Would you repeat the listing exactly but omit every picture?

- [Supplied data]

begin

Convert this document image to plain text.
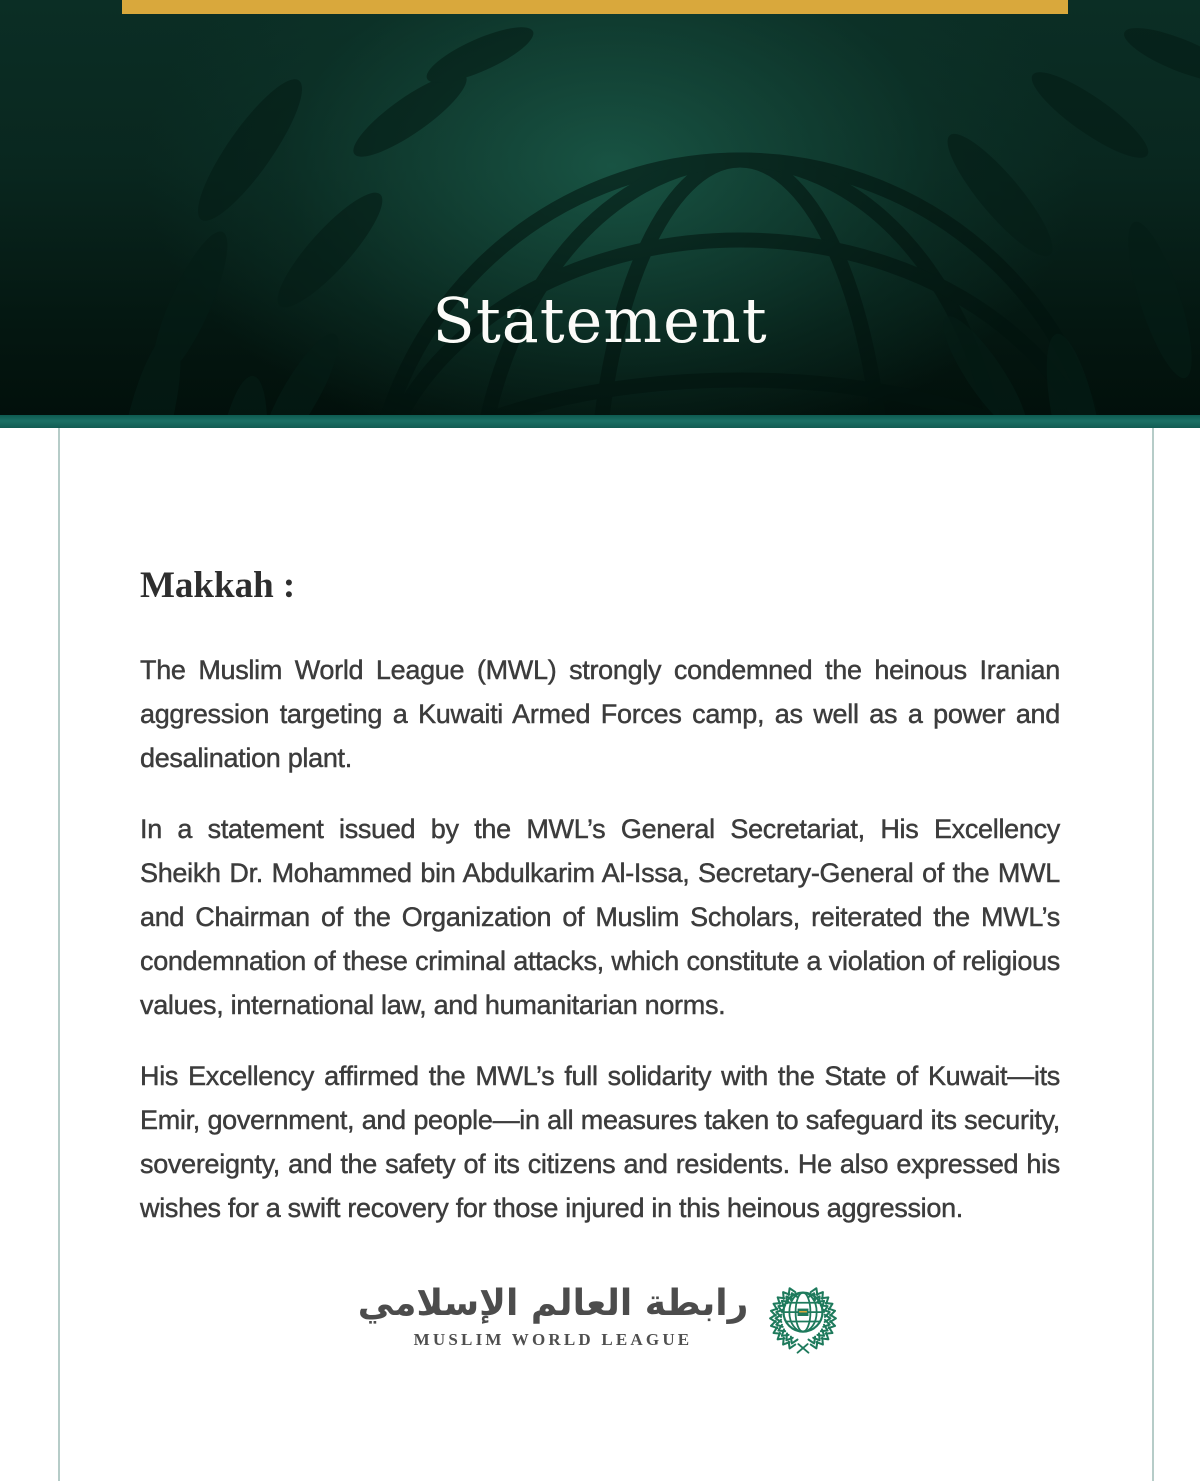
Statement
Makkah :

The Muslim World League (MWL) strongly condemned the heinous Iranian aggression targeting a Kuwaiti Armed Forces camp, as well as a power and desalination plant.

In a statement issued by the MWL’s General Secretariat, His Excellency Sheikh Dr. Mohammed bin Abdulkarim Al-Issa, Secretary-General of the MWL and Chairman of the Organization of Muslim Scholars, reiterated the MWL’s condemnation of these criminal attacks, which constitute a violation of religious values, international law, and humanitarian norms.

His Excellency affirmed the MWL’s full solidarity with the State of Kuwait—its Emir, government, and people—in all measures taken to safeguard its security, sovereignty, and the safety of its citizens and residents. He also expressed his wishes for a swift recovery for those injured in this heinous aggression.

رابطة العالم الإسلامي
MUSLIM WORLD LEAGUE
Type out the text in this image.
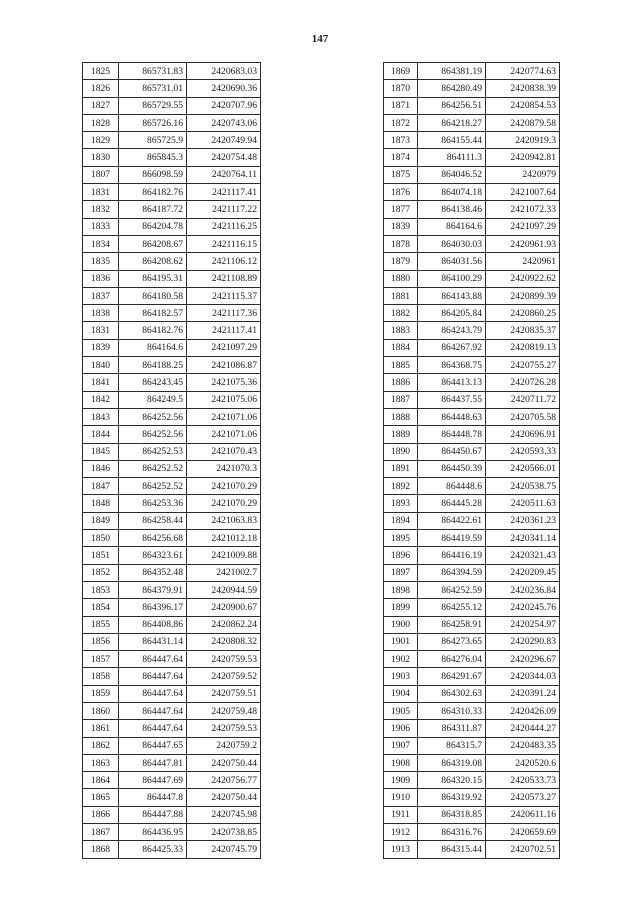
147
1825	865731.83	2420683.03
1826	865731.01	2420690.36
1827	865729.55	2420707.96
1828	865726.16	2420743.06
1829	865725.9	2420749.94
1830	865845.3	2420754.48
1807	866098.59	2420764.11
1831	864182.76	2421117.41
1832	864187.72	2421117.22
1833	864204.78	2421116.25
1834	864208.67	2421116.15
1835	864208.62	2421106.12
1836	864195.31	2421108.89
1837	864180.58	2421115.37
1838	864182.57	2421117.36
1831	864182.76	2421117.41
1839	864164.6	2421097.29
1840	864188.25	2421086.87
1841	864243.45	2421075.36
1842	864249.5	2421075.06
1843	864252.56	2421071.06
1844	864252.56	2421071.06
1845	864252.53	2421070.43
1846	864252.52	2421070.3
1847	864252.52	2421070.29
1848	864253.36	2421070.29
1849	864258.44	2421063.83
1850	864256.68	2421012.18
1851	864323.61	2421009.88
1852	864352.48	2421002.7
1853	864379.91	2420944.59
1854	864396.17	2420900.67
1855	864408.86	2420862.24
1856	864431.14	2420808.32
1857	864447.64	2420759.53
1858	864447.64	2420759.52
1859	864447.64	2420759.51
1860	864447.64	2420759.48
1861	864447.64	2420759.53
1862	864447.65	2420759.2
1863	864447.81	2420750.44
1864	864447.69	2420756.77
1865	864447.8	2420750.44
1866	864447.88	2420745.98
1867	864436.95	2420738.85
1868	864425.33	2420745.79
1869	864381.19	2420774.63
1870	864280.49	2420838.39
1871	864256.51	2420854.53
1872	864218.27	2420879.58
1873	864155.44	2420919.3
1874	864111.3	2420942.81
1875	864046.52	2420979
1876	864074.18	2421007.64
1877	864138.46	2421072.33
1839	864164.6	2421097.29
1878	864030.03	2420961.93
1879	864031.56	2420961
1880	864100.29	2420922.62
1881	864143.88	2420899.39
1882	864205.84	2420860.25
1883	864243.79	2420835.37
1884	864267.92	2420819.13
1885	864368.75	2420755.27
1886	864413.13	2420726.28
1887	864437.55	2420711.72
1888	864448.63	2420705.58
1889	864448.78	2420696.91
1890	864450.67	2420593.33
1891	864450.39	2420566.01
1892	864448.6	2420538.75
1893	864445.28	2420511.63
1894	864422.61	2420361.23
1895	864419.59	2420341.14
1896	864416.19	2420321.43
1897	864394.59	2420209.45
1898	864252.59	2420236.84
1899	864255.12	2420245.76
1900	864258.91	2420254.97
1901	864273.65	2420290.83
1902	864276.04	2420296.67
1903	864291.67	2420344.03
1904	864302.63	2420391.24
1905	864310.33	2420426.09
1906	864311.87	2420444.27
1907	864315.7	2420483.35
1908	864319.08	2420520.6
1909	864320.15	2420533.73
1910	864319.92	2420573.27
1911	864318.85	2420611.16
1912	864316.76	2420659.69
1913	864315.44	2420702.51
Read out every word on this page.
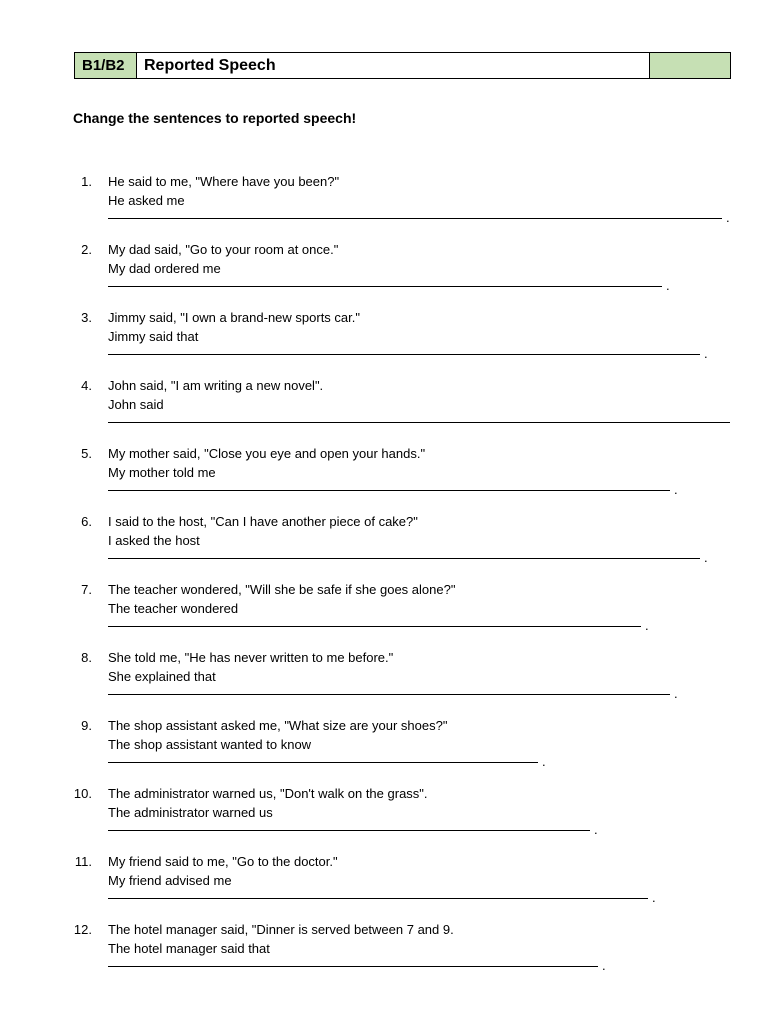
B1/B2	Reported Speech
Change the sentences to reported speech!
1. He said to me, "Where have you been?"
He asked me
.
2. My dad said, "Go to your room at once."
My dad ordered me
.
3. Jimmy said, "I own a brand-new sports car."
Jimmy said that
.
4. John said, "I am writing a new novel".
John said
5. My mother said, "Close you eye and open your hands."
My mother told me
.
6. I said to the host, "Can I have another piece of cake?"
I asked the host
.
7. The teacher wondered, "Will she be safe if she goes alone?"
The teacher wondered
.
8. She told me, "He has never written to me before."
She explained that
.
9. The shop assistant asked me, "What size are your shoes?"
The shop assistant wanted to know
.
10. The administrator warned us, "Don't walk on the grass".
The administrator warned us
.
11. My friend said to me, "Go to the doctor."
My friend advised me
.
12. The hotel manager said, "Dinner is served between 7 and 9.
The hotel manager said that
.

end

- [Reply]
Convert this document image to plain text.
Statement
Makkah :

The Muslim World League (MWL) strongly condemned the heinous Iranian aggression targeting a Kuwaiti Armed Forces camp, as well as a power and desalination plant.

In a statement issued by the MWL’s General Secretariat, His Excellency Sheikh Dr. Mohammed bin Abdulkarim Al-Issa, Secretary-General of the MWL and Chairman of the Organization of Muslim Scholars, reiterated the MWL’s condemnation of these criminal attacks, which constitute a violation of religious values, international law, and humanitarian norms.

His Excellency affirmed the MWL’s full solidarity with the State of Kuwait—its Emir, government, and people—in all measures taken to safeguard its security, sovereignty, and the safety of its citizens and residents. He also expressed his wishes for a swift recovery for those injured in this heinous aggression.

رابطة العالم الإسلامي
MUSLIM WORLD LEAGUE
Type out the text in this image.
147
1825	865731.83	2420683.03
1826	865731.01	2420690.36
1827	865729.55	2420707.96
1828	865726.16	2420743.06
1829	865725.9	2420749.94
1830	865845.3	2420754.48
1807	866098.59	2420764.11
1831	864182.76	2421117.41
1832	864187.72	2421117.22
1833	864204.78	2421116.25
1834	864208.67	2421116.15
1835	864208.62	2421106.12
1836	864195.31	2421108.89
1837	864180.58	2421115.37
1838	864182.57	2421117.36
1831	864182.76	2421117.41
1839	864164.6	2421097.29
1840	864188.25	2421086.87
1841	864243.45	2421075.36
1842	864249.5	2421075.06
1843	864252.56	2421071.06
1844	864252.56	2421071.06
1845	864252.53	2421070.43
1846	864252.52	2421070.3
1847	864252.52	2421070.29
1848	864253.36	2421070.29
1849	864258.44	2421063.83
1850	864256.68	2421012.18
1851	864323.61	2421009.88
1852	864352.48	2421002.7
1853	864379.91	2420944.59
1854	864396.17	2420900.67
1855	864408.86	2420862.24
1856	864431.14	2420808.32
1857	864447.64	2420759.53
1858	864447.64	2420759.52
1859	864447.64	2420759.51
1860	864447.64	2420759.48
1861	864447.64	2420759.53
1862	864447.65	2420759.2
1863	864447.81	2420750.44
1864	864447.69	2420756.77
1865	864447.8	2420750.44
1866	864447.88	2420745.98
1867	864436.95	2420738.85
1868	864425.33	2420745.79
1869	864381.19	2420774.63
1870	864280.49	2420838.39
1871	864256.51	2420854.53
1872	864218.27	2420879.58
1873	864155.44	2420919.3
1874	864111.3	2420942.81
1875	864046.52	2420979
1876	864074.18	2421007.64
1877	864138.46	2421072.33
1839	864164.6	2421097.29
1878	864030.03	2420961.93
1879	864031.56	2420961
1880	864100.29	2420922.62
1881	864143.88	2420899.39
1882	864205.84	2420860.25
1883	864243.79	2420835.37
1884	864267.92	2420819.13
1885	864368.75	2420755.27
1886	864413.13	2420726.28
1887	864437.55	2420711.72
1888	864448.63	2420705.58
1889	864448.78	2420696.91
1890	864450.67	2420593.33
1891	864450.39	2420566.01
1892	864448.6	2420538.75
1893	864445.28	2420511.63
1894	864422.61	2420361.23
1895	864419.59	2420341.14
1896	864416.19	2420321.43
1897	864394.59	2420209.45
1898	864252.59	2420236.84
1899	864255.12	2420245.76
1900	864258.91	2420254.97
1901	864273.65	2420290.83
1902	864276.04	2420296.67
1903	864291.67	2420344.03
1904	864302.63	2420391.24
1905	864310.33	2420426.09
1906	864311.87	2420444.27
1907	864315.7	2420483.35
1908	864319.08	2420520.6
1909	864320.15	2420533.73
1910	864319.92	2420573.27
1911	864318.85	2420611.16
1912	864316.76	2420659.69
1913	864315.44	2420702.51
Read out every word on this page.
B1/B2	Reported Speech
Change the sentences to reported speech!
1. He said to me, "Where have you been?"
He asked me
.
2. My dad said, "Go to your room at once."
My dad ordered me
.
3. Jimmy said, "I own a brand-new sports car."
Jimmy said that
.
4. John said, "I am writing a new novel".
John said
5. My mother said, "Close you eye and open your hands."
My mother told me
.
6. I said to the host, "Can I have another piece of cake?"
I asked the host
.
7. The teacher wondered, "Will she be safe if she goes alone?"
The teacher wondered
.
8. She told me, "He has never written to me before."
She explained that
.
9. The shop assistant asked me, "What size are your shoes?"
The shop assistant wanted to know
.
10. The administrator warned us, "Don't walk on the grass".
The administrator warned us
.
11. My friend said to me, "Go to the doctor."
My friend advised me
.
12. The hotel manager said, "Dinner is served between 7 and 9.
The hotel manager said that
.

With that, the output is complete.